▸ **DATA FOR THE TASK**

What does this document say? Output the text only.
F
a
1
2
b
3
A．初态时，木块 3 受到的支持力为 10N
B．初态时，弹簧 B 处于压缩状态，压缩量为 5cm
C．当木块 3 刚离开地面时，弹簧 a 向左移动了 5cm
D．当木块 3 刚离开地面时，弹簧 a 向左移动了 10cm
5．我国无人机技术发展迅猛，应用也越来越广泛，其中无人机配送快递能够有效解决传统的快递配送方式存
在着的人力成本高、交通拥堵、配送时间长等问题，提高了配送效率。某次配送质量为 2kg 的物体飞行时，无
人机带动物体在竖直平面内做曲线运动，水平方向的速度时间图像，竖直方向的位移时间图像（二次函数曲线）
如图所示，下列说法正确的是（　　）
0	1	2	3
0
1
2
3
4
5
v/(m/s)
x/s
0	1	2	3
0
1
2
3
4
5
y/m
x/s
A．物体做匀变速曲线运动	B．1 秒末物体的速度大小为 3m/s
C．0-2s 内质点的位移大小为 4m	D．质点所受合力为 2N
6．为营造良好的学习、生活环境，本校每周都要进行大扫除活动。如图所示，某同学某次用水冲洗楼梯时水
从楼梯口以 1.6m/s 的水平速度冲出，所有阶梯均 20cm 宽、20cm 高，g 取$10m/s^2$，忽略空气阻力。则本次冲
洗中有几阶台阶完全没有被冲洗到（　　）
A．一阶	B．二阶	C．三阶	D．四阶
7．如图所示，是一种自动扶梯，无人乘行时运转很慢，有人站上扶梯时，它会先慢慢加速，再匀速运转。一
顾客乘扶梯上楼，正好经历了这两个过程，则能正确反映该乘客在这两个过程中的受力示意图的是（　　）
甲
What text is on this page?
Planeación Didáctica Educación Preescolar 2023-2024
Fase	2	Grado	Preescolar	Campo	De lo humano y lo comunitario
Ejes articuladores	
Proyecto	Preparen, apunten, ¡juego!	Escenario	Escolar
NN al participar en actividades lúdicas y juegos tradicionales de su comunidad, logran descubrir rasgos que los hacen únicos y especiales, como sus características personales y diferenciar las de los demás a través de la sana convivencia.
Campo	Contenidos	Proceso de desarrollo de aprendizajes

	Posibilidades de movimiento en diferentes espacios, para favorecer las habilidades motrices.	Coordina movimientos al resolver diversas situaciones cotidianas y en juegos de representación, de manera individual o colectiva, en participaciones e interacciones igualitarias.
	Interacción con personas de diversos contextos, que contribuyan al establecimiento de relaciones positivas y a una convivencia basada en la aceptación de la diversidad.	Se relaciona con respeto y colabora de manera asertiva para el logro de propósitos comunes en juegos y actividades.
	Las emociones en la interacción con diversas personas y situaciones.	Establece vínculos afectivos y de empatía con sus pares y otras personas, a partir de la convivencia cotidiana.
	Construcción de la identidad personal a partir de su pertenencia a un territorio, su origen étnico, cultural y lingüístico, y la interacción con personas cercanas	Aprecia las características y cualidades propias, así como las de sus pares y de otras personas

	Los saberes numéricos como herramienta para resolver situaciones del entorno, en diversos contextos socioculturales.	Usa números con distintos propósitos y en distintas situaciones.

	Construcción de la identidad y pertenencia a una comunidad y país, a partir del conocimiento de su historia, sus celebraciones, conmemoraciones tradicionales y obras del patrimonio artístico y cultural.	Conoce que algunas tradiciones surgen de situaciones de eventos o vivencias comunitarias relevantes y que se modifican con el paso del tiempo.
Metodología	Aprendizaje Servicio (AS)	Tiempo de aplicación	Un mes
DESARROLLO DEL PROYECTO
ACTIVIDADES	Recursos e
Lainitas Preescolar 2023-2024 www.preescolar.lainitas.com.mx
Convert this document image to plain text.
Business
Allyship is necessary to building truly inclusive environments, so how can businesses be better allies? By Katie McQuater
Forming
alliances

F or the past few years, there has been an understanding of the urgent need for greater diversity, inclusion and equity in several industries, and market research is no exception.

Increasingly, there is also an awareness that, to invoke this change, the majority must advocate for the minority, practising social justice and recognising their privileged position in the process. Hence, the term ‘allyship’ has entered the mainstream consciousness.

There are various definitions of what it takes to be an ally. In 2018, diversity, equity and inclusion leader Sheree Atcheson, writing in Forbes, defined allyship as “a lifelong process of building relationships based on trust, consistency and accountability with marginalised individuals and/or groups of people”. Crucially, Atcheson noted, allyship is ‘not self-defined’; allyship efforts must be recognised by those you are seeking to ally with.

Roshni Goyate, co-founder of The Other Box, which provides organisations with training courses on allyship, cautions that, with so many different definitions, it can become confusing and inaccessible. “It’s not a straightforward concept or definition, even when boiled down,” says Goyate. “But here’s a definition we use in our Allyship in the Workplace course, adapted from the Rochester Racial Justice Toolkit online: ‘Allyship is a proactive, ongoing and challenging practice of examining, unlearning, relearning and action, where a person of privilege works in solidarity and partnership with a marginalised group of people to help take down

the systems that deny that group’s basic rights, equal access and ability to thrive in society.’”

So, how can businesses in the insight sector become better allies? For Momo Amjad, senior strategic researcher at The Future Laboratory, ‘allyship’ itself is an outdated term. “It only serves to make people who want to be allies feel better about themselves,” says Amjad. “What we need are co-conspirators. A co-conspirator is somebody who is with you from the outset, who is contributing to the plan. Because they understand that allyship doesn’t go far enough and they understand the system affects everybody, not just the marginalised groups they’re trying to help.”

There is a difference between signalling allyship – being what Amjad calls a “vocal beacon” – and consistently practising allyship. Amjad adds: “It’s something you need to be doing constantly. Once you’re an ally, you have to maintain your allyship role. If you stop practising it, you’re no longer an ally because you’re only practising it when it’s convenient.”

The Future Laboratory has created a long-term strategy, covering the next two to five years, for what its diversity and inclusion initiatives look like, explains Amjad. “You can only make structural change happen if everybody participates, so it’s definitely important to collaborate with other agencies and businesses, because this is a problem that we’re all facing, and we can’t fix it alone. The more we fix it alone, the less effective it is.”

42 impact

▸ **WHAT IS NEEDED**
Using the listing above, please repeat every entry exactly.

▸ **TASK RESPONSE**
What does this document say? Output the text only.
F
a
1
2
b
3
A．初态时，木块 3 受到的支持力为 10N
B．初态时，弹簧 B 处于压缩状态，压缩量为 5cm
C．当木块 3 刚离开地面时，弹簧 a 向左移动了 5cm
D．当木块 3 刚离开地面时，弹簧 a 向左移动了 10cm
5．我国无人机技术发展迅猛，应用也越来越广泛，其中无人机配送快递能够有效解决传统的快递配送方式存
在着的人力成本高、交通拥堵、配送时间长等问题，提高了配送效率。某次配送质量为 2kg 的物体飞行时，无
人机带动物体在竖直平面内做曲线运动，水平方向的速度时间图像，竖直方向的位移时间图像（二次函数曲线）
如图所示，下列说法正确的是（　　）
0	1	2	3
0
1
2
3
4
5
v/(m/s)
x/s
0	1	2	3
0
1
2
3
4
5
y/m
x/s
A．物体做匀变速曲线运动	B．1 秒末物体的速度大小为 3m/s
C．0-2s 内质点的位移大小为 4m	D．质点所受合力为 2N
6．为营造良好的学习、生活环境，本校每周都要进行大扫除活动。如图所示，某同学某次用水冲洗楼梯时水
从楼梯口以 1.6m/s 的水平速度冲出，所有阶梯均 20cm 宽、20cm 高，g 取$10m/s^2$，忽略空气阻力。则本次冲
洗中有几阶台阶完全没有被冲洗到（　　）
A．一阶	B．二阶	C．三阶	D．四阶
7．如图所示，是一种自动扶梯，无人乘行时运转很慢，有人站上扶梯时，它会先慢慢加速，再匀速运转。一
顾客乘扶梯上楼，正好经历了这两个过程，则能正确反映该乘客在这两个过程中的受力示意图的是（　　）
甲
What text is on this page?
Planeación Didáctica Educación Preescolar 2023-2024
Fase	2	Grado	Preescolar	Campo	De lo humano y lo comunitario
Ejes articuladores	
Proyecto	Preparen, apunten, ¡juego!	Escenario	Escolar
NN al participar en actividades lúdicas y juegos tradicionales de su comunidad, logran descubrir rasgos que los hacen únicos y especiales, como sus características personales y diferenciar las de los demás a través de la sana convivencia.
Campo	Contenidos	Proceso de desarrollo de aprendizajes

	Posibilidades de movimiento en diferentes espacios, para favorecer las habilidades motrices.	Coordina movimientos al resolver diversas situaciones cotidianas y en juegos de representación, de manera individual o colectiva, en participaciones e interacciones igualitarias.
	Interacción con personas de diversos contextos, que contribuyan al establecimiento de relaciones positivas y a una convivencia basada en la aceptación de la diversidad.	Se relaciona con respeto y colabora de manera asertiva para el logro de propósitos comunes en juegos y actividades.
	Las emociones en la interacción con diversas personas y situaciones.	Establece vínculos afectivos y de empatía con sus pares y otras personas, a partir de la convivencia cotidiana.
	Construcción de la identidad personal a partir de su pertenencia a un territorio, su origen étnico, cultural y lingüístico, y la interacción con personas cercanas	Aprecia las características y cualidades propias, así como las de sus pares y de otras personas

	Los saberes numéricos como herramienta para resolver situaciones del entorno, en diversos contextos socioculturales.	Usa números con distintos propósitos y en distintas situaciones.

	Construcción de la identidad y pertenencia a una comunidad y país, a partir del conocimiento de su historia, sus celebraciones, conmemoraciones tradicionales y obras del patrimonio artístico y cultural.	Conoce que algunas tradiciones surgen de situaciones de eventos o vivencias comunitarias relevantes y que se modifican con el paso del tiempo.
Metodología	Aprendizaje Servicio (AS)	Tiempo de aplicación	Un mes
DESARROLLO DEL PROYECTO
ACTIVIDADES	Recursos e
Lainitas Preescolar 2023-2024 www.preescolar.lainitas.com.mx
Convert this document image to plain text.
Business
Allyship is necessary to building truly inclusive environments, so how can businesses be better allies? By Katie McQuater
Forming
alliances

F or the past few years, there has been an understanding of the urgent need for greater diversity, inclusion and equity in several industries, and market research is no exception.

Increasingly, there is also an awareness that, to invoke this change, the majority must advocate for the minority, practising social justice and recognising their privileged position in the process. Hence, the term ‘allyship’ has entered the mainstream consciousness.

There are various definitions of what it takes to be an ally. In 2018, diversity, equity and inclusion leader Sheree Atcheson, writing in Forbes, defined allyship as “a lifelong process of building relationships based on trust, consistency and accountability with marginalised individuals and/or groups of people”. Crucially, Atcheson noted, allyship is ‘not self-defined’; allyship efforts must be recognised by those you are seeking to ally with.

Roshni Goyate, co-founder of The Other Box, which provides organisations with training courses on allyship, cautions that, with so many different definitions, it can become confusing and inaccessible. “It’s not a straightforward concept or definition, even when boiled down,” says Goyate. “But here’s a definition we use in our Allyship in the Workplace course, adapted from the Rochester Racial Justice Toolkit online: ‘Allyship is a proactive, ongoing and challenging practice of examining, unlearning, relearning and action, where a person of privilege works in solidarity and partnership with a marginalised group of people to help take down

the systems that deny that group’s basic rights, equal access and ability to thrive in society.’”

So, how can businesses in the insight sector become better allies? For Momo Amjad, senior strategic researcher at The Future Laboratory, ‘allyship’ itself is an outdated term. “It only serves to make people who want to be allies feel better about themselves,” says Amjad. “What we need are co-conspirators. A co-conspirator is somebody who is with you from the outset, who is contributing to the plan. Because they understand that allyship doesn’t go far enough and they understand the system affects everybody, not just the marginalised groups they’re trying to help.”

There is a difference between signalling allyship – being what Amjad calls a “vocal beacon” – and consistently practising allyship. Amjad adds: “It’s something you need to be doing constantly. Once you’re an ally, you have to maintain your allyship role. If you stop practising it, you’re no longer an ally because you’re only practising it when it’s convenient.”

The Future Laboratory has created a long-term strategy, covering the next two to five years, for what its diversity and inclusion initiatives look like, explains Amjad. “You can only make structural change happen if everybody participates, so it’s definitely important to collaborate with other agencies and businesses, because this is a problem that we’re all facing, and we can’t fix it alone. The more we fix it alone, the less effective it is.”

42 impact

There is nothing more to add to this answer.